WORK TO DO
Gather up every line from the entries below that uses the word "требований".

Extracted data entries

----------

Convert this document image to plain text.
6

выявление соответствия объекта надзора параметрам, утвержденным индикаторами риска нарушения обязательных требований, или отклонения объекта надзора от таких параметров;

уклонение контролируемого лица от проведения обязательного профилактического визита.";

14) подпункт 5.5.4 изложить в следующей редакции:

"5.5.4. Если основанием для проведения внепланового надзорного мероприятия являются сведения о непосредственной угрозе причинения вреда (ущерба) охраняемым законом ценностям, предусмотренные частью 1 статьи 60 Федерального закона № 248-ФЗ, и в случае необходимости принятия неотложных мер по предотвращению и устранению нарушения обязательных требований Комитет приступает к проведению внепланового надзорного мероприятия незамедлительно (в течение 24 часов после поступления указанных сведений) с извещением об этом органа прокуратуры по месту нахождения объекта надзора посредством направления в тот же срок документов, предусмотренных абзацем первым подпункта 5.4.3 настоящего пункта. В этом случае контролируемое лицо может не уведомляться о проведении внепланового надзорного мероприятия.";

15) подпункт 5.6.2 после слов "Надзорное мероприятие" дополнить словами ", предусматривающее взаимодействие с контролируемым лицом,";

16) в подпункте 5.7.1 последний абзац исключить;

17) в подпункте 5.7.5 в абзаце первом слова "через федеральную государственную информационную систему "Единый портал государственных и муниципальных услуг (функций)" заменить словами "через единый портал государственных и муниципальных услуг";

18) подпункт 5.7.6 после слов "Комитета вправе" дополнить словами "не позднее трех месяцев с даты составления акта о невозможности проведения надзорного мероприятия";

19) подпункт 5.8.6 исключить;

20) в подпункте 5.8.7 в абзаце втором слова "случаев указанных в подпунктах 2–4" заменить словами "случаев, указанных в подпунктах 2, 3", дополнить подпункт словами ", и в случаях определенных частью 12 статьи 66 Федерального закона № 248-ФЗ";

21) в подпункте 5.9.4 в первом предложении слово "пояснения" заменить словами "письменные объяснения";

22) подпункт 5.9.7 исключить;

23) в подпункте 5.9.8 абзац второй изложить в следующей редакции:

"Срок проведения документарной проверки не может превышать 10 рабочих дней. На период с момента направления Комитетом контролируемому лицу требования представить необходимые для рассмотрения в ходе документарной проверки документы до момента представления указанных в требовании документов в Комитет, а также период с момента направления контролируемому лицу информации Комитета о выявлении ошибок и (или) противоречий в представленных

----------

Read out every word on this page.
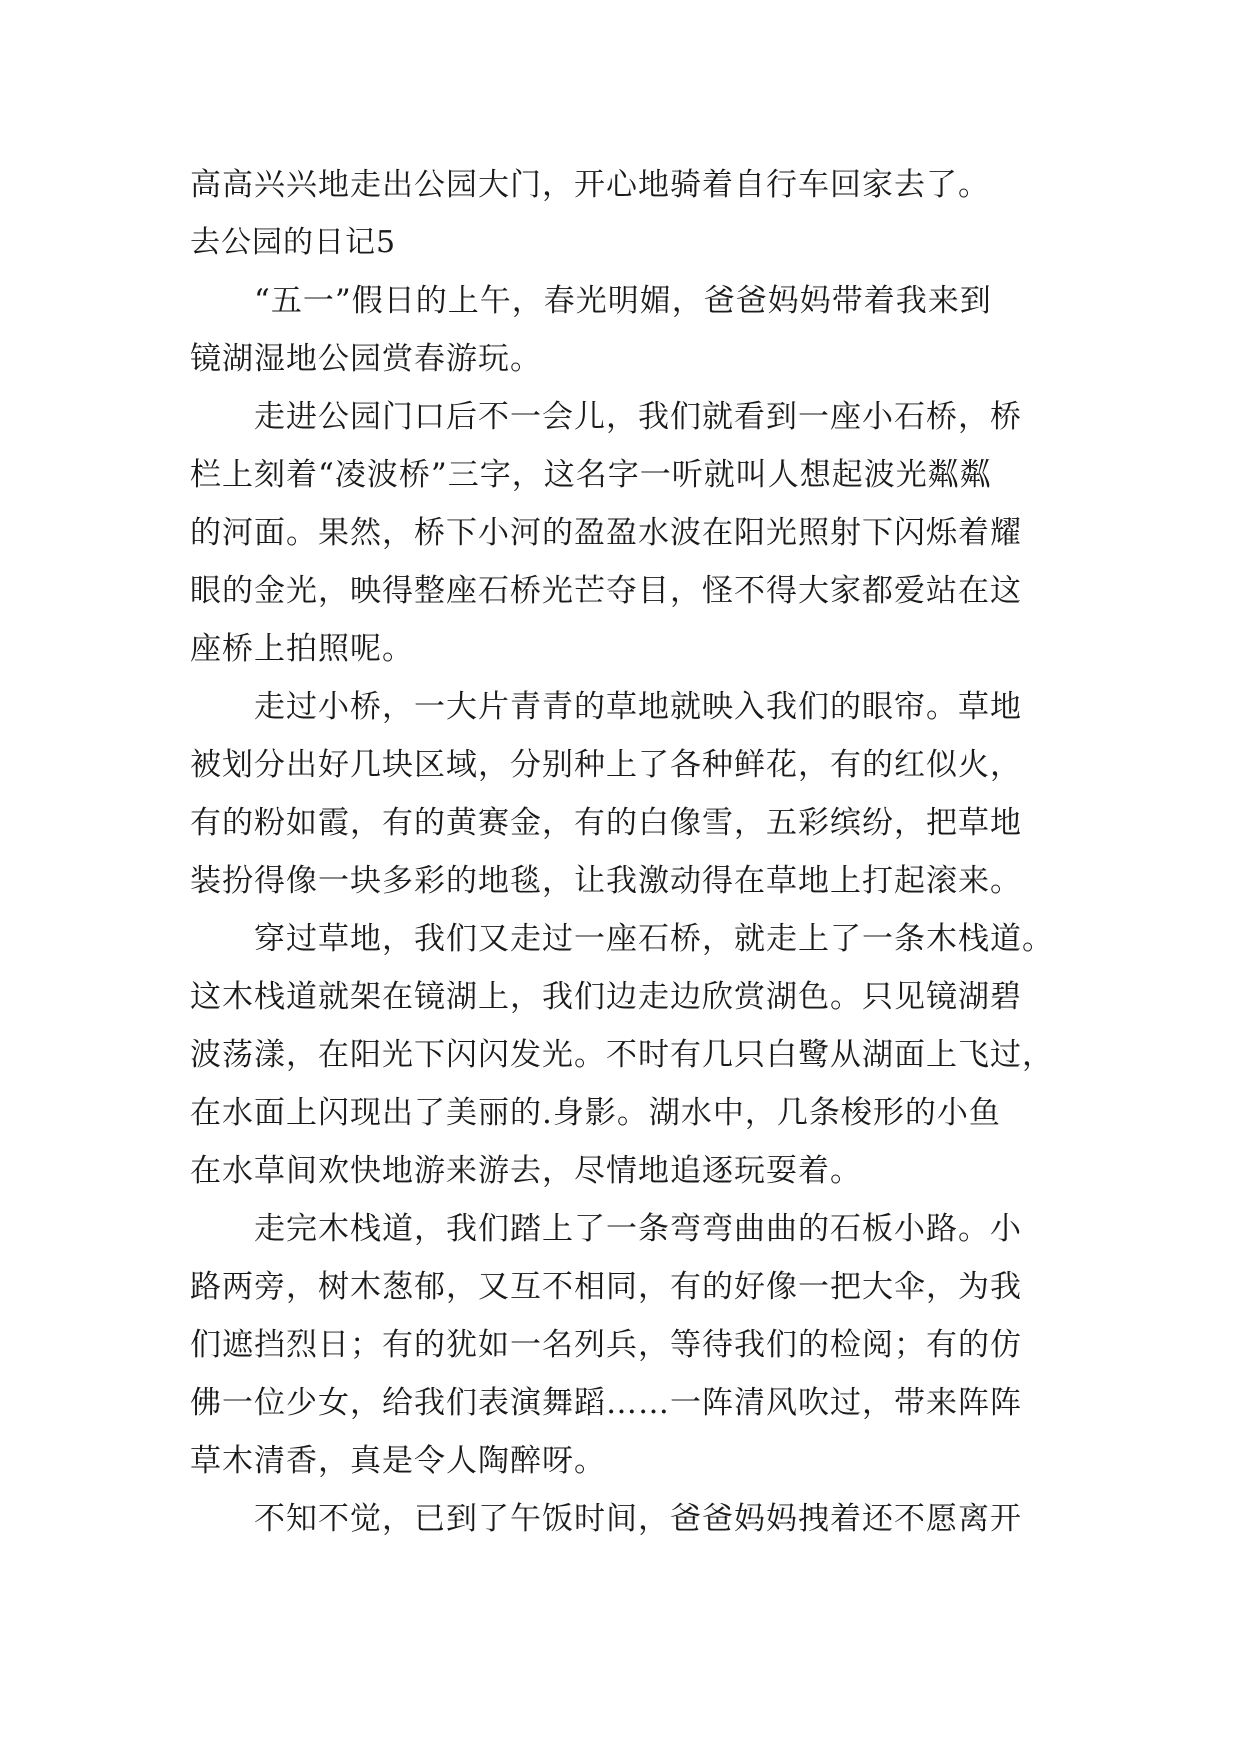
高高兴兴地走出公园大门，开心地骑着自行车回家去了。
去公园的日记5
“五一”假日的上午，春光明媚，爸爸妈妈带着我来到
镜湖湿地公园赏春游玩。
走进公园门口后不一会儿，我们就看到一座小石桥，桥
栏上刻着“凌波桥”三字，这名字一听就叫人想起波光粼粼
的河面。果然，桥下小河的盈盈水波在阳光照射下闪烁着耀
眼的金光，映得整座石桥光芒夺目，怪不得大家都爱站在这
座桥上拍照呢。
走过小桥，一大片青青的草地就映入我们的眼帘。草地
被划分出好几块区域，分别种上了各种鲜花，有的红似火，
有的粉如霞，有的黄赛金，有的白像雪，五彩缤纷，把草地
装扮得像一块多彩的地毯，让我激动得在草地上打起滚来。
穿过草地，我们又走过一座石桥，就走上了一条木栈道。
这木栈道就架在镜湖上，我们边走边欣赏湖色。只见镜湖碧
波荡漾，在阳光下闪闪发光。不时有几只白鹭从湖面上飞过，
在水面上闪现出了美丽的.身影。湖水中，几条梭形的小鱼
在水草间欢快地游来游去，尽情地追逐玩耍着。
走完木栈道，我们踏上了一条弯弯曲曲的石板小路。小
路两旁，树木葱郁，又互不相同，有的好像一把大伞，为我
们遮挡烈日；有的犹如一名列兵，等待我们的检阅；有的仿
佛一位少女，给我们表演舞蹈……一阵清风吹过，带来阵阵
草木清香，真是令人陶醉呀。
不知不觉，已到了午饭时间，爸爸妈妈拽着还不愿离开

----------

EXERCISE RESULT
выявление соответствия объекта надзора параметрам, утвержденным индикаторами риска нарушения обязательных требований, или отклонения объекта надзора от таких параметров;
"5.5.4. Если основанием для проведения внепланового надзорного мероприятия являются сведения о непосредственной угрозе причинения вреда (ущерба) охраняемым законом ценностям, предусмотренные частью 1 статьи 60 Федерального закона № 248-ФЗ, и в случае необходимости принятия неотложных мер по предотвращению и устранению нарушения обязательных требований Комитет приступает к проведению внепланового надзорного мероприятия незамедлительно (в течение 24 часов после поступления указанных сведений) с извещением об этом органа прокуратуры по месту нахождения объекта надзора посредством направления в тот же срок документов, предусмотренных абзацем первым подпункта 5.4.3 настоящего пункта. В этом случае контролируемое лицо может не уведомляться о проведении внепланового надзорного мероприятия.";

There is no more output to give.